:: Entries provided ::

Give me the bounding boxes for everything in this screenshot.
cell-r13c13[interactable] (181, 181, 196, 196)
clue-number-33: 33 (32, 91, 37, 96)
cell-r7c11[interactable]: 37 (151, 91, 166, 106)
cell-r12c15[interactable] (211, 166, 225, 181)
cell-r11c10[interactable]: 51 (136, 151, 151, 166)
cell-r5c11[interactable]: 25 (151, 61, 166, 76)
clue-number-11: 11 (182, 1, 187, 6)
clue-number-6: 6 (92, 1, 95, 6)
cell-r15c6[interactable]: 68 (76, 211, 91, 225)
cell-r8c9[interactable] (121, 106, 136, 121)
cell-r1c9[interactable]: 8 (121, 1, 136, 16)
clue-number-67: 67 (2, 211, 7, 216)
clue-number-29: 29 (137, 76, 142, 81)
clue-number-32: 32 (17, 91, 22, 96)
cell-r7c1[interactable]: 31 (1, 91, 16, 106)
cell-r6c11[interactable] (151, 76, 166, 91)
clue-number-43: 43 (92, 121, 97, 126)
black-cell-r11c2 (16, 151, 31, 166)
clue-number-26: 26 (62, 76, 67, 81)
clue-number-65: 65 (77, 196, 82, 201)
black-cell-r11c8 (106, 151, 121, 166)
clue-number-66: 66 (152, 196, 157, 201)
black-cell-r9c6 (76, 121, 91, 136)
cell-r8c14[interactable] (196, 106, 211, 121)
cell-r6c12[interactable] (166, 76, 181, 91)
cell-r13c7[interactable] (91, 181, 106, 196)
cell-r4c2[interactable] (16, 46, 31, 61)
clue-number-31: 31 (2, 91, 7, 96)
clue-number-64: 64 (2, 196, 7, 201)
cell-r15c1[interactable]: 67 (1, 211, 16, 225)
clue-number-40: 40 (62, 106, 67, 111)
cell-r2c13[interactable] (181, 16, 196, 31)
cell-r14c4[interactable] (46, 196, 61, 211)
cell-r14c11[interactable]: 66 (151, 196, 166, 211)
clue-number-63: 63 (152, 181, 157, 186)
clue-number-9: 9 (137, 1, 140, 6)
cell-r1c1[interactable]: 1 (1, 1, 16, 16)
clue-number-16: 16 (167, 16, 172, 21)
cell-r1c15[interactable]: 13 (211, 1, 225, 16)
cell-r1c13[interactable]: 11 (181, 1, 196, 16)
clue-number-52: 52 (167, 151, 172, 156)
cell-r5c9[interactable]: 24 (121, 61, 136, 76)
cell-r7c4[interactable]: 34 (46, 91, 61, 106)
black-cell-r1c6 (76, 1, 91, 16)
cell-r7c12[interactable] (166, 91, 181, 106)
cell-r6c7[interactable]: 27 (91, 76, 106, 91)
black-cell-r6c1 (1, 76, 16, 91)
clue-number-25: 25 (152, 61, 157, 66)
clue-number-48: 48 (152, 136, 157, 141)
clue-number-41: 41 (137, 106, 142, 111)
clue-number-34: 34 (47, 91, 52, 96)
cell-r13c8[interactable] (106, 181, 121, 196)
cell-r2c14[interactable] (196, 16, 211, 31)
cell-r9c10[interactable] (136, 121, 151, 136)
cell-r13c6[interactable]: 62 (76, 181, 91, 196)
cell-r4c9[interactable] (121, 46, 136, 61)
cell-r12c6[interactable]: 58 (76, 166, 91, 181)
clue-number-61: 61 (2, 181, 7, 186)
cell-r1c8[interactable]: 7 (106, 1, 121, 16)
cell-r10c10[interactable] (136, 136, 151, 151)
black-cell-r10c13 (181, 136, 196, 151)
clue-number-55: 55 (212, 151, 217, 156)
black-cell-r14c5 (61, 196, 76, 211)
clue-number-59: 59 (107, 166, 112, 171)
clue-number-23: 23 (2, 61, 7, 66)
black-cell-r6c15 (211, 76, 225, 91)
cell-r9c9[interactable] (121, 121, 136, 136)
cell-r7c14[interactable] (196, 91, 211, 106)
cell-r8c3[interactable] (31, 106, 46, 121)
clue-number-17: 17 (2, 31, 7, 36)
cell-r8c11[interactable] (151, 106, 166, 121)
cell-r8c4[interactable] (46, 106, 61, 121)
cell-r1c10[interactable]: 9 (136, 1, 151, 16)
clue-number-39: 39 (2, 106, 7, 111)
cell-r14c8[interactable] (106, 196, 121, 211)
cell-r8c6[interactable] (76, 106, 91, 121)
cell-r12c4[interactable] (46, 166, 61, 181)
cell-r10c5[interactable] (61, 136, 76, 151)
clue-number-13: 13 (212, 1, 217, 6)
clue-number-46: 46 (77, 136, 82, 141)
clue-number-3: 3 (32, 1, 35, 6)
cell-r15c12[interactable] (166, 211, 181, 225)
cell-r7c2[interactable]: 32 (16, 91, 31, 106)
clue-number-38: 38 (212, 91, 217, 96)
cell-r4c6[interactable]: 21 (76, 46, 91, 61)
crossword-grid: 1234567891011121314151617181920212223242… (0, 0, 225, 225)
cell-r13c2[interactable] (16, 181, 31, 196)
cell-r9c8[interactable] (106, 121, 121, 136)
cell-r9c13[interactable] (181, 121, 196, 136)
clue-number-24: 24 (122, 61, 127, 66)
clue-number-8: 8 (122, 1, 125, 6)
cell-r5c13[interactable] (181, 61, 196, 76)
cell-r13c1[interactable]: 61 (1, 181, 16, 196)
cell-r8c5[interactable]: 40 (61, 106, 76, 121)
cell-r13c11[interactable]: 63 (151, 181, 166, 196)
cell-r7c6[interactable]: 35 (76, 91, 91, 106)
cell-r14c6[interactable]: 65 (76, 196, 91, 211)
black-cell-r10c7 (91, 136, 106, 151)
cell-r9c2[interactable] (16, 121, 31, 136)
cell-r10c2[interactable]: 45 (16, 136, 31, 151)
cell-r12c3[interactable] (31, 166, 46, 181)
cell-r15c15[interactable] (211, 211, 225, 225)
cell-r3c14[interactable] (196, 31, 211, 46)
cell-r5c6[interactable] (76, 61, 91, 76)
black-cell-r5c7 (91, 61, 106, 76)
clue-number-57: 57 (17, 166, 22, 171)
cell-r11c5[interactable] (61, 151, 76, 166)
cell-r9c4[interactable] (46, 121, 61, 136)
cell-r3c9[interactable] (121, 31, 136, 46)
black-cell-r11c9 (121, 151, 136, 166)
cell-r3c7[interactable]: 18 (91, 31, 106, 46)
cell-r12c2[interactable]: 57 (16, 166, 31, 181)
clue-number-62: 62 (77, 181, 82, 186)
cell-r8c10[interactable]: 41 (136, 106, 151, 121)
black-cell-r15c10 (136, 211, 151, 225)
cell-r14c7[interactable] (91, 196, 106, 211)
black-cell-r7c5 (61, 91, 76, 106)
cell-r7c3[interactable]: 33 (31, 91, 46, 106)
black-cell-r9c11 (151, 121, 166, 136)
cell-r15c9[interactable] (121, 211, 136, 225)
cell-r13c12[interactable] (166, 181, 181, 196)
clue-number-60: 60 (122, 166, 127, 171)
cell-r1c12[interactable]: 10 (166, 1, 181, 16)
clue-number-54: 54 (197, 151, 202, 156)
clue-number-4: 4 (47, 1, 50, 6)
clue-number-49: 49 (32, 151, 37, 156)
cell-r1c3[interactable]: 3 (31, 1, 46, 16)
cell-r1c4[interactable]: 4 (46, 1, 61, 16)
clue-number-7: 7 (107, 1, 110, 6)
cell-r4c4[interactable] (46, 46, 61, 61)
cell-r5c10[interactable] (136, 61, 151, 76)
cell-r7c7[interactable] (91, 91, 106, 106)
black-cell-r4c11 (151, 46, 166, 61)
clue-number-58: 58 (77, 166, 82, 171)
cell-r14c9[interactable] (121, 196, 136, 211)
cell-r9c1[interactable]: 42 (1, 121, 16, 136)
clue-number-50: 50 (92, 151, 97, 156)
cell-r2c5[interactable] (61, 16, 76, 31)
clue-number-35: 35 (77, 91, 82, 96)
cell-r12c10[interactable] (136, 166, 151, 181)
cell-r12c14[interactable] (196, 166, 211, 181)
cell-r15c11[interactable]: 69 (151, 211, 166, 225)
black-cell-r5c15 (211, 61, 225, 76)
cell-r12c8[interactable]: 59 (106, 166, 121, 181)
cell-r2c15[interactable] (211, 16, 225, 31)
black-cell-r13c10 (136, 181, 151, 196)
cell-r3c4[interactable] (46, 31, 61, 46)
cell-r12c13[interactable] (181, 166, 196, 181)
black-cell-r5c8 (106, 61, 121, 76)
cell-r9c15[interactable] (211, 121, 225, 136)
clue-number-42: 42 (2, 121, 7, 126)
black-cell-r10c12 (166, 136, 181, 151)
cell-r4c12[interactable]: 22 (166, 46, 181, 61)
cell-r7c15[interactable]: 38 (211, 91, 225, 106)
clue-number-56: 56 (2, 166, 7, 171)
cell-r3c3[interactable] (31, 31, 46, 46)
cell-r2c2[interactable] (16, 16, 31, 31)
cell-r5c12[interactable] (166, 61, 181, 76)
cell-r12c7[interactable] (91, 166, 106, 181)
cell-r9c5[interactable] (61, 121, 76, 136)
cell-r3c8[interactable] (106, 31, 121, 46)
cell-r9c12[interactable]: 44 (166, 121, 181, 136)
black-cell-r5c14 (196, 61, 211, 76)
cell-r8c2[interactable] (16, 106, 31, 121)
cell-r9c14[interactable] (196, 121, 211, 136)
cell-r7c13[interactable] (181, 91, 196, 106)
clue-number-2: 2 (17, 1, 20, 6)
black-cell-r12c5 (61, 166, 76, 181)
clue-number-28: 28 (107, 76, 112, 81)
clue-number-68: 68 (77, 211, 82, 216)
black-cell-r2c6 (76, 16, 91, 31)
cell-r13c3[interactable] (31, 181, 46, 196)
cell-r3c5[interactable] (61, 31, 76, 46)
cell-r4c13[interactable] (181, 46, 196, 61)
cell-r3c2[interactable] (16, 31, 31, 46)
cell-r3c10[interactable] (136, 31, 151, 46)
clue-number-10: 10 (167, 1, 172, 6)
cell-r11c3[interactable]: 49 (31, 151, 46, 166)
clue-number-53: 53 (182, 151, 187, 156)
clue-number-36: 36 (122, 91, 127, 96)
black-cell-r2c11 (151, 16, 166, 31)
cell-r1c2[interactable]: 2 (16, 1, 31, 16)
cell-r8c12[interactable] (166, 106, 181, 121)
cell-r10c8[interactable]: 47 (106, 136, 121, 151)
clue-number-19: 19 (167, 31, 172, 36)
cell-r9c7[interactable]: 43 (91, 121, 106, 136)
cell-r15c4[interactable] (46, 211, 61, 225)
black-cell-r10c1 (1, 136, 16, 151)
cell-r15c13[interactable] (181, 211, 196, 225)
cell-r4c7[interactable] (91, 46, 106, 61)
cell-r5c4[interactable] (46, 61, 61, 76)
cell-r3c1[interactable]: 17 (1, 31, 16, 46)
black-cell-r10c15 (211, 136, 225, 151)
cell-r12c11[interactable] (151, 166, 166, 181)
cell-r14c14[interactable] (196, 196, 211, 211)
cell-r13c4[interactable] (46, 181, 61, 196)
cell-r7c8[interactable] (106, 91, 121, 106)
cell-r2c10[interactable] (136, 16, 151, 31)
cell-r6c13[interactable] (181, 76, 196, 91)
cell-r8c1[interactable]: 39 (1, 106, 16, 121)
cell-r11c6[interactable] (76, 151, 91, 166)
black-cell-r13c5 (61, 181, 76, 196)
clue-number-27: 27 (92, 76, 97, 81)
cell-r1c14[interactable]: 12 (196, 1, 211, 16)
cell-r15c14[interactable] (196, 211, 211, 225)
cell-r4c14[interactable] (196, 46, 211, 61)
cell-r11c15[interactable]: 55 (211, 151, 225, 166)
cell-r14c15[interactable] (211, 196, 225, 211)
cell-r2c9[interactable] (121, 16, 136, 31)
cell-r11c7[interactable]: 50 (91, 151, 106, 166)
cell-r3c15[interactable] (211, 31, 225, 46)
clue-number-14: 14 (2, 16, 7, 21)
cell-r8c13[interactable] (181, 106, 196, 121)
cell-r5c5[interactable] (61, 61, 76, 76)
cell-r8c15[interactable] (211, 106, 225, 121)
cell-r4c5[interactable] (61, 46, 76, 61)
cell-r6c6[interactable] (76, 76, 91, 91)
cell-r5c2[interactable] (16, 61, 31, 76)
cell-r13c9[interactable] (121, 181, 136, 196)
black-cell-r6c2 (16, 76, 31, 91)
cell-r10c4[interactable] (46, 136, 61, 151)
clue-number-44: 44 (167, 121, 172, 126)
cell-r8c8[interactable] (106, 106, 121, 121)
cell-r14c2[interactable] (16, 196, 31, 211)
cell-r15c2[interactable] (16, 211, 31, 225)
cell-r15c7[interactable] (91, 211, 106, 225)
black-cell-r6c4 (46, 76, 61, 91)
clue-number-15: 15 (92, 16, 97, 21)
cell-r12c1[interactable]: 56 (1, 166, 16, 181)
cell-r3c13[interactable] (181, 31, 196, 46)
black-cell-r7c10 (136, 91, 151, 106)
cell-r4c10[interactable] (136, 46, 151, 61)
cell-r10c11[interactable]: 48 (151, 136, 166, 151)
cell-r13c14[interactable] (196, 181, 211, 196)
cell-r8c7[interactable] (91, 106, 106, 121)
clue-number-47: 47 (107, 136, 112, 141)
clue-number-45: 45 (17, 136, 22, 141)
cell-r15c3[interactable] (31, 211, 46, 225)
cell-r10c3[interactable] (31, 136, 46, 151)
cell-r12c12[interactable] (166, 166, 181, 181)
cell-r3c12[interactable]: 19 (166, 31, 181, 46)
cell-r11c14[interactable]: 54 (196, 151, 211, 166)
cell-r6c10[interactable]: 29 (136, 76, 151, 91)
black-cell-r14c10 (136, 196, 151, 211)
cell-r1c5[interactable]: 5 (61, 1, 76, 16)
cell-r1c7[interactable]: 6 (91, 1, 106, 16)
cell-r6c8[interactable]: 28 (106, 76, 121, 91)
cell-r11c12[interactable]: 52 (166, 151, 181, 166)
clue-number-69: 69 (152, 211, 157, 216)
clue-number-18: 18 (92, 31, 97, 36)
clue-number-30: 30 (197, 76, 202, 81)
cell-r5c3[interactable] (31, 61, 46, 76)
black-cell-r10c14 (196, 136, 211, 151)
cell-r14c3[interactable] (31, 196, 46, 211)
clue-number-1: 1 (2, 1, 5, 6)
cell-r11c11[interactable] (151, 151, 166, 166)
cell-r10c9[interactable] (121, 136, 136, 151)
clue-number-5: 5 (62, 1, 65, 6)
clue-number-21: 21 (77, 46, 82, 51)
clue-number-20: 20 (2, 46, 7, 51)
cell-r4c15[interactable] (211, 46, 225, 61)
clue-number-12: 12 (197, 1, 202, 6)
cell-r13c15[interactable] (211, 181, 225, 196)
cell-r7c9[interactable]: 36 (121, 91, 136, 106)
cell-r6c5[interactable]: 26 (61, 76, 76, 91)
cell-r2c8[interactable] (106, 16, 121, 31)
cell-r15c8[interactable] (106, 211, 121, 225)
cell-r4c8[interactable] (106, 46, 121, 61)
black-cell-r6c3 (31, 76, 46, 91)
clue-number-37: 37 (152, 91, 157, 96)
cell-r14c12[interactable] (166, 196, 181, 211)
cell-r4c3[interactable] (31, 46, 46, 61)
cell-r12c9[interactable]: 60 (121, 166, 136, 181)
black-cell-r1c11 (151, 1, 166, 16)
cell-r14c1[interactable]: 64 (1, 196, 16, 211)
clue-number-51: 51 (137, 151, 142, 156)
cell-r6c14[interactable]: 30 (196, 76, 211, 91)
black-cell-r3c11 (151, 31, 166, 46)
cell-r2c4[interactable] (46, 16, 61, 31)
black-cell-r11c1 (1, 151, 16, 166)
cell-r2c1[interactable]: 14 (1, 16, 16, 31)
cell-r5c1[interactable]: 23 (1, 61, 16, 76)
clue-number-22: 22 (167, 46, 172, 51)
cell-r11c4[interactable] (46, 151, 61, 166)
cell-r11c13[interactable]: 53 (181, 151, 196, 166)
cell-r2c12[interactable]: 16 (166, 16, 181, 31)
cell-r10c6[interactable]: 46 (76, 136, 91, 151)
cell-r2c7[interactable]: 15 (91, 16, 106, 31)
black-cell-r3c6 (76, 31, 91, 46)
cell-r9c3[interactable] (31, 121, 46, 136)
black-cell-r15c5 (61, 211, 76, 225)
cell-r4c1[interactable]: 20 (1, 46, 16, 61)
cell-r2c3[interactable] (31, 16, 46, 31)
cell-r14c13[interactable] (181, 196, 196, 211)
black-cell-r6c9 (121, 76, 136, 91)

:::

▶ Aim
Find each line in the listing above that contains the string "crossword" with the same capitalization, and copy those lines.

▶ Solved problem
crossword-grid: 1234567891011121314151617181920212223242… (0, 0, 225, 225)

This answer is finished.